PROVIDED INFORMATION =>
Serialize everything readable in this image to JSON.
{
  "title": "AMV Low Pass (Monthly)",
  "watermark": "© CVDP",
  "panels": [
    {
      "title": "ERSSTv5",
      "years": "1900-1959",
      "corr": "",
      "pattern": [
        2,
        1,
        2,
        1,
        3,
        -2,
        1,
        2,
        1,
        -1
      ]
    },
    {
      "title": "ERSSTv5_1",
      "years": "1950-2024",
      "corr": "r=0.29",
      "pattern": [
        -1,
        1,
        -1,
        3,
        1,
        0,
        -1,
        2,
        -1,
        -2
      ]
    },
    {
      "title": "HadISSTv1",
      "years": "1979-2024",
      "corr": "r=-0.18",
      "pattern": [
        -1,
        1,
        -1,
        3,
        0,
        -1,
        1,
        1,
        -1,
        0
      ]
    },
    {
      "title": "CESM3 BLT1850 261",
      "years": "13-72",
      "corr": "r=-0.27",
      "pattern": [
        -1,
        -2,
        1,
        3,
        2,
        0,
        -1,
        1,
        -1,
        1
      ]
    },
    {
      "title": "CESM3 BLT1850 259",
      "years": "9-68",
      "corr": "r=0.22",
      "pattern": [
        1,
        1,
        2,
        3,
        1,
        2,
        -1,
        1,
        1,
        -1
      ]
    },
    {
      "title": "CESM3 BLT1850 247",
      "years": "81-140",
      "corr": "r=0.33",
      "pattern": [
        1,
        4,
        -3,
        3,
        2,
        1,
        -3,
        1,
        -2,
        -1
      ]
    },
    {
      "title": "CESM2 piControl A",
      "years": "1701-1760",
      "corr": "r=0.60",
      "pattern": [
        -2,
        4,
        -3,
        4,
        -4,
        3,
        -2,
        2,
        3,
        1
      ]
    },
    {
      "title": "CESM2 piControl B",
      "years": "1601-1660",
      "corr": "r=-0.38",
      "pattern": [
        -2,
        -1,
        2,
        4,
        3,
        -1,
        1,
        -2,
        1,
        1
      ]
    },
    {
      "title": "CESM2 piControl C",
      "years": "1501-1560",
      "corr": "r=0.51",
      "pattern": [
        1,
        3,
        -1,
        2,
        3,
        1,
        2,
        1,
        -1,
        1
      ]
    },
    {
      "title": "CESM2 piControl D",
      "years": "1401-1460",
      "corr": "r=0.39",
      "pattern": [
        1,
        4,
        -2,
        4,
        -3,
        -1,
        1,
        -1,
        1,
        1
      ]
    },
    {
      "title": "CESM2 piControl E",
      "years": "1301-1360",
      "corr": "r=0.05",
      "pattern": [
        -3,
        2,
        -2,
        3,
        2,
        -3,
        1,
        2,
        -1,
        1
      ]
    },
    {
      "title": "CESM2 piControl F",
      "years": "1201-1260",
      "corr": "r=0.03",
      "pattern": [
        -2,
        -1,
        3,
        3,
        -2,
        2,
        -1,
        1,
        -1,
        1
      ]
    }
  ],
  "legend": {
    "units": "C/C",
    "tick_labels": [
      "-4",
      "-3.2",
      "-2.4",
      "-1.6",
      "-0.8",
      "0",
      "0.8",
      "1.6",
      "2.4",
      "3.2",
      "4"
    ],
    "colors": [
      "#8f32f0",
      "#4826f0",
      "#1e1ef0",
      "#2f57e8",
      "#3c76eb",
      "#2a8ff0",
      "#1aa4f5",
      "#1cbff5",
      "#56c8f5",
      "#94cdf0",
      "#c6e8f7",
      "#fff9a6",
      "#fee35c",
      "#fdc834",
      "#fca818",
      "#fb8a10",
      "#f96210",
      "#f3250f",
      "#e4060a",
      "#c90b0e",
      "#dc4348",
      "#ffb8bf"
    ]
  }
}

EXERCISE AIM => Set down the listing in full, keeping every word exactly as it is.

SOLUTION TO THIS PROBLEM =>
Serialize everything readable in this image to JSON.
{
  "title": "AMV Low Pass (Monthly)",
  "watermark": "© CVDP",
  "panels": [
    {
      "title": "ERSSTv5",
      "years": "1900-1959",
      "corr": "",
      "pattern": [
        2,
        1,
        2,
        1,
        3,
        -2,
        1,
        2,
        1,
        -1
      ]
    },
    {
      "title": "ERSSTv5_1",
      "years": "1950-2024",
      "corr": "r=0.29",
      "pattern": [
        -1,
        1,
        -1,
        3,
        1,
        0,
        -1,
        2,
        -1,
        -2
      ]
    },
    {
      "title": "HadISSTv1",
      "years": "1979-2024",
      "corr": "r=-0.18",
      "pattern": [
        -1,
        1,
        -1,
        3,
        0,
        -1,
        1,
        1,
        -1,
        0
      ]
    },
    {
      "title": "CESM3 BLT1850 261",
      "years": "13-72",
      "corr": "r=-0.27",
      "pattern": [
        -1,
        -2,
        1,
        3,
        2,
        0,
        -1,
        1,
        -1,
        1
      ]
    },
    {
      "title": "CESM3 BLT1850 259",
      "years": "9-68",
      "corr": "r=0.22",
      "pattern": [
        1,
        1,
        2,
        3,
        1,
        2,
        -1,
        1,
        1,
        -1
      ]
    },
    {
      "title": "CESM3 BLT1850 247",
      "years": "81-140",
      "corr": "r=0.33",
      "pattern": [
        1,
        4,
        -3,
        3,
        2,
        1,
        -3,
        1,
        -2,
        -1
      ]
    },
    {
      "title": "CESM2 piControl A",
      "years": "1701-1760",
      "corr": "r=0.60",
      "pattern": [
        -2,
        4,
        -3,
        4,
        -4,
        3,
        -2,
        2,
        3,
        1
      ]
    },
    {
      "title": "CESM2 piControl B",
      "years": "1601-1660",
      "corr": "r=-0.38",
      "pattern": [
        -2,
        -1,
        2,
        4,
        3,
        -1,
        1,
        -2,
        1,
        1
      ]
    },
    {
      "title": "CESM2 piControl C",
      "years": "1501-1560",
      "corr": "r=0.51",
      "pattern": [
        1,
        3,
        -1,
        2,
        3,
        1,
        2,
        1,
        -1,
        1
      ]
    },
    {
      "title": "CESM2 piControl D",
      "years": "1401-1460",
      "corr": "r=0.39",
      "pattern": [
        1,
        4,
        -2,
        4,
        -3,
        -1,
        1,
        -1,
        1,
        1
      ]
    },
    {
      "title": "CESM2 piControl E",
      "years": "1301-1360",
      "corr": "r=0.05",
      "pattern": [
        -3,
        2,
        -2,
        3,
        2,
        -3,
        1,
        2,
        -1,
        1
      ]
    },
    {
      "title": "CESM2 piControl F",
      "years": "1201-1260",
      "corr": "r=0.03",
      "pattern": [
        -2,
        -1,
        3,
        3,
        -2,
        2,
        -1,
        1,
        -1,
        1
      ]
    }
  ],
  "legend": {
    "units": "C/C",
    "tick_labels": [
      "-4",
      "-3.2",
      "-2.4",
      "-1.6",
      "-0.8",
      "0",
      "0.8",
      "1.6",
      "2.4",
      "3.2",
      "4"
    ],
    "colors": [
      "#8f32f0",
      "#4826f0",
      "#1e1ef0",
      "#2f57e8",
      "#3c76eb",
      "#2a8ff0",
      "#1aa4f5",
      "#1cbff5",
      "#56c8f5",
      "#94cdf0",
      "#c6e8f7",
      "#fff9a6",
      "#fee35c",
      "#fdc834",
      "#fca818",
      "#fb8a10",
      "#f96210",
      "#f3250f",
      "#e4060a",
      "#c90b0e",
      "#dc4348",
      "#ffb8bf"
    ]
  }
}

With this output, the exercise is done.